Extracted data entries:
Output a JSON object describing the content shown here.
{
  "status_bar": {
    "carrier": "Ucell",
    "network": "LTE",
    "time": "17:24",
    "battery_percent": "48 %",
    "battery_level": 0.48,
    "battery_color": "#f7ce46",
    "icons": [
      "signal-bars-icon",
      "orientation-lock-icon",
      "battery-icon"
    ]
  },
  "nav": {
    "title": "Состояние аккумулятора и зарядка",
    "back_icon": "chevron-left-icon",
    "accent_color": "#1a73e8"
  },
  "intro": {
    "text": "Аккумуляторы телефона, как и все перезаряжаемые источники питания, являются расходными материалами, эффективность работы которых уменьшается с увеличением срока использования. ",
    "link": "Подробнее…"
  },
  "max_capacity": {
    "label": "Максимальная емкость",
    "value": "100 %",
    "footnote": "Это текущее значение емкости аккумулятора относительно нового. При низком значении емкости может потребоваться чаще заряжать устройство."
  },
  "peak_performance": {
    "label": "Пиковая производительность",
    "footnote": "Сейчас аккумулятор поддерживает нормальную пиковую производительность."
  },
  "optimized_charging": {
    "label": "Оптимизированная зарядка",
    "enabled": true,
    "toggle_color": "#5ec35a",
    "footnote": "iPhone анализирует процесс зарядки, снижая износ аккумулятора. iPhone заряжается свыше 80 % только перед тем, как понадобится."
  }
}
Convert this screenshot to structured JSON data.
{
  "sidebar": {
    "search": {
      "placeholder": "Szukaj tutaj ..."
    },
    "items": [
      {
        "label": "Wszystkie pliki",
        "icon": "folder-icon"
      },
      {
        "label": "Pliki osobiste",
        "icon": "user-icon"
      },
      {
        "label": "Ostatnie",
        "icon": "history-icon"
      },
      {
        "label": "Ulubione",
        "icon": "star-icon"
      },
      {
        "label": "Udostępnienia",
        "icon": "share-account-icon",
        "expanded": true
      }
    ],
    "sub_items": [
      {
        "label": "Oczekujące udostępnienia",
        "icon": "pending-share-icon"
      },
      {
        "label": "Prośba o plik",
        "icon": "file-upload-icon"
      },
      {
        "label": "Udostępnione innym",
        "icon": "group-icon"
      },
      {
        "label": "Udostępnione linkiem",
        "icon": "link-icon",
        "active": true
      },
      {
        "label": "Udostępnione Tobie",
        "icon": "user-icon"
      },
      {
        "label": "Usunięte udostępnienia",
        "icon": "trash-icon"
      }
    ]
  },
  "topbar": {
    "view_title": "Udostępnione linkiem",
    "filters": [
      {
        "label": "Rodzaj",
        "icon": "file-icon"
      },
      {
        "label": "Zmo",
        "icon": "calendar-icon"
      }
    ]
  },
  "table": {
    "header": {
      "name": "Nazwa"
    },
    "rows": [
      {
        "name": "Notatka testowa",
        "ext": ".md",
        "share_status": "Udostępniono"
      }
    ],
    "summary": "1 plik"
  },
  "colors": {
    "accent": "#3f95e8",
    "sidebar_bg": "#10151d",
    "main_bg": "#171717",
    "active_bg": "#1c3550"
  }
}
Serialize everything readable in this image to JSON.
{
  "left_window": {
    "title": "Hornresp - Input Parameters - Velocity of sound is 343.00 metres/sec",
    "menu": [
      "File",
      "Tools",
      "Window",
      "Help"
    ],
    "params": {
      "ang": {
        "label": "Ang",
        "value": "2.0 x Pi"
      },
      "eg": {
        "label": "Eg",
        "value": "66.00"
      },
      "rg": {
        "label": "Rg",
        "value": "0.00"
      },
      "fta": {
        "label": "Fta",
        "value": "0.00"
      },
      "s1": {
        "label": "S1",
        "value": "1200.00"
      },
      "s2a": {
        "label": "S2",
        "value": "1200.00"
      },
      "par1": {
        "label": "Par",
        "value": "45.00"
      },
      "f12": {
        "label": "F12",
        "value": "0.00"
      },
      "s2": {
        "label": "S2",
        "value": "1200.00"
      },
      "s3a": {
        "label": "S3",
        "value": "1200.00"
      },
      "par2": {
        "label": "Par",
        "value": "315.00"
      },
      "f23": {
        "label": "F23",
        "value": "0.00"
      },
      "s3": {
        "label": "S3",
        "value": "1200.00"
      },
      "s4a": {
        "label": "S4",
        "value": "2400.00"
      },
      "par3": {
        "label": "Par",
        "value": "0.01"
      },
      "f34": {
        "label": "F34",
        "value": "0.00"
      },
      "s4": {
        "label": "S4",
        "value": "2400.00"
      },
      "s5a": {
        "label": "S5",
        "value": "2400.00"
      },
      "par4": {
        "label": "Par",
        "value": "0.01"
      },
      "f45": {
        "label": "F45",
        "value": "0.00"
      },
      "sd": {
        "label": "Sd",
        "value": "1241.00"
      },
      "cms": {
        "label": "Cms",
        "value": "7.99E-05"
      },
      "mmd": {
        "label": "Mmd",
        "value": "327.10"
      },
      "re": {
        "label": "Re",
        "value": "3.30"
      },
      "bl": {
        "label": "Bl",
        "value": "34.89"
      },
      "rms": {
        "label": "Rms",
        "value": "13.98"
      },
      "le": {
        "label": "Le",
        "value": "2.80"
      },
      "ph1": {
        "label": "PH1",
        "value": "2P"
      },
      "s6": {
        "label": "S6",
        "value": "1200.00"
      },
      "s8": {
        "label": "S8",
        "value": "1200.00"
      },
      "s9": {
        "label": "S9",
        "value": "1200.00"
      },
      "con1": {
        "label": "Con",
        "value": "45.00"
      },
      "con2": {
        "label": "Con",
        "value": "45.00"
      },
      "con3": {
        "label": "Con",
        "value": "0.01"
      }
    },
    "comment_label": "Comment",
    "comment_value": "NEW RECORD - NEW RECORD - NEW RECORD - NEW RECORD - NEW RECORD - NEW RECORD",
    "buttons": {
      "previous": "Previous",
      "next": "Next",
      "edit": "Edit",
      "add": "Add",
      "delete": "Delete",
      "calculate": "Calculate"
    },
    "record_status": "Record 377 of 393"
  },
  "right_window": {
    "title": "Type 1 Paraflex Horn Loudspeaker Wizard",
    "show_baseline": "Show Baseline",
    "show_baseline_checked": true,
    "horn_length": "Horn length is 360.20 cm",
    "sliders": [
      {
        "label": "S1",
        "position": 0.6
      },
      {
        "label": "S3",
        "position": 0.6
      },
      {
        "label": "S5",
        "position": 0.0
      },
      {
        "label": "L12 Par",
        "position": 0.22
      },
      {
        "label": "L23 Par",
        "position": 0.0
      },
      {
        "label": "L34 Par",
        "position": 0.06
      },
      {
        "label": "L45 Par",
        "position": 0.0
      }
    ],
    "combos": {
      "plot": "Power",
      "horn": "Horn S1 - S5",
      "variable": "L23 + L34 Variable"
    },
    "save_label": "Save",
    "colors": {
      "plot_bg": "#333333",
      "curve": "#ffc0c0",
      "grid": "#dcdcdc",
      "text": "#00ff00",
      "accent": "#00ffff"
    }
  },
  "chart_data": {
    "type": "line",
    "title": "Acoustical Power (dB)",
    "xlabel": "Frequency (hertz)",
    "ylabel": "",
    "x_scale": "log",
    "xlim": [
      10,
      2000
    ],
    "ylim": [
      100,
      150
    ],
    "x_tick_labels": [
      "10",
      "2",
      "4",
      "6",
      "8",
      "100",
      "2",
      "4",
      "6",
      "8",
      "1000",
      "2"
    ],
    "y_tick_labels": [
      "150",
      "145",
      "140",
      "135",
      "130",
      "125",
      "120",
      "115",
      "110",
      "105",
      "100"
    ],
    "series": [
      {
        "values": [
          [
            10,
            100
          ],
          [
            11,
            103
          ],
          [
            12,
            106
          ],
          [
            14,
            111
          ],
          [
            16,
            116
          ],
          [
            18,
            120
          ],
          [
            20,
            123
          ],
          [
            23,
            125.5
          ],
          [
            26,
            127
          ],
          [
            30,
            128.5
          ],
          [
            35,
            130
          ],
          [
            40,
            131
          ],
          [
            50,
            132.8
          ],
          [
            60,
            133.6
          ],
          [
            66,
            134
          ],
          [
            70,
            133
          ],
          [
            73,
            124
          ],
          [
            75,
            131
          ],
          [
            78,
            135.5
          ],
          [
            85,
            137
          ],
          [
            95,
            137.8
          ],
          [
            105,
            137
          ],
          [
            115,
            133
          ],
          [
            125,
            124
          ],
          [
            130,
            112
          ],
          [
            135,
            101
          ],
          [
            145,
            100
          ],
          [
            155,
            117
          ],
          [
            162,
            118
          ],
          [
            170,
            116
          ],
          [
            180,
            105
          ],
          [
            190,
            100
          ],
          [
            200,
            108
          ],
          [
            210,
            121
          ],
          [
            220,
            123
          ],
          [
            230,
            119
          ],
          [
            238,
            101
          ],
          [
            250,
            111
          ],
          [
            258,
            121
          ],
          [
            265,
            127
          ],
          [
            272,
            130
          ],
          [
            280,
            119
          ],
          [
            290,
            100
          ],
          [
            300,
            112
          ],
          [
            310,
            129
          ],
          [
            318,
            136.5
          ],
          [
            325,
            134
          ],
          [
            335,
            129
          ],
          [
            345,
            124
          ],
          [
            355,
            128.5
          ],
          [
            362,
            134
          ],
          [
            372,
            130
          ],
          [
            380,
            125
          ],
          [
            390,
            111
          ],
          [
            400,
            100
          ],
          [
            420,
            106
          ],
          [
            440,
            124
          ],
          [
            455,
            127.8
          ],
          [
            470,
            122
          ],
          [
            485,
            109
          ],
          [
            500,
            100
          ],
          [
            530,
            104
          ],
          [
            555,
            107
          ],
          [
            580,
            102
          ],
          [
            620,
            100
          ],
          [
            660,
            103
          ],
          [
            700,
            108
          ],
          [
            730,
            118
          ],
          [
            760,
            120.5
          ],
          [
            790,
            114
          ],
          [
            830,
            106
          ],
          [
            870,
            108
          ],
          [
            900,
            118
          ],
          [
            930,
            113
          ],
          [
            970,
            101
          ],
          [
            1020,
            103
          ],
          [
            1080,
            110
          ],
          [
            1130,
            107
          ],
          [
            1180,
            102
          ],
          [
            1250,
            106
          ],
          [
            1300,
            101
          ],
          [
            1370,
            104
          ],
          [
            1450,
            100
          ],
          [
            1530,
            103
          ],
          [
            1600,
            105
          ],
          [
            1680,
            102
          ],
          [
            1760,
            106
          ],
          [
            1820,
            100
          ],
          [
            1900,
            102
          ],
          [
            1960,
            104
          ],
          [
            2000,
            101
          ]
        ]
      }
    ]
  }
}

**Challenge**
Gather all lines with the string "зарядка" from the data.

**The result**
    "title": "Состояние аккумулятора и зарядка",
    "label": "Оптимизированная зарядка",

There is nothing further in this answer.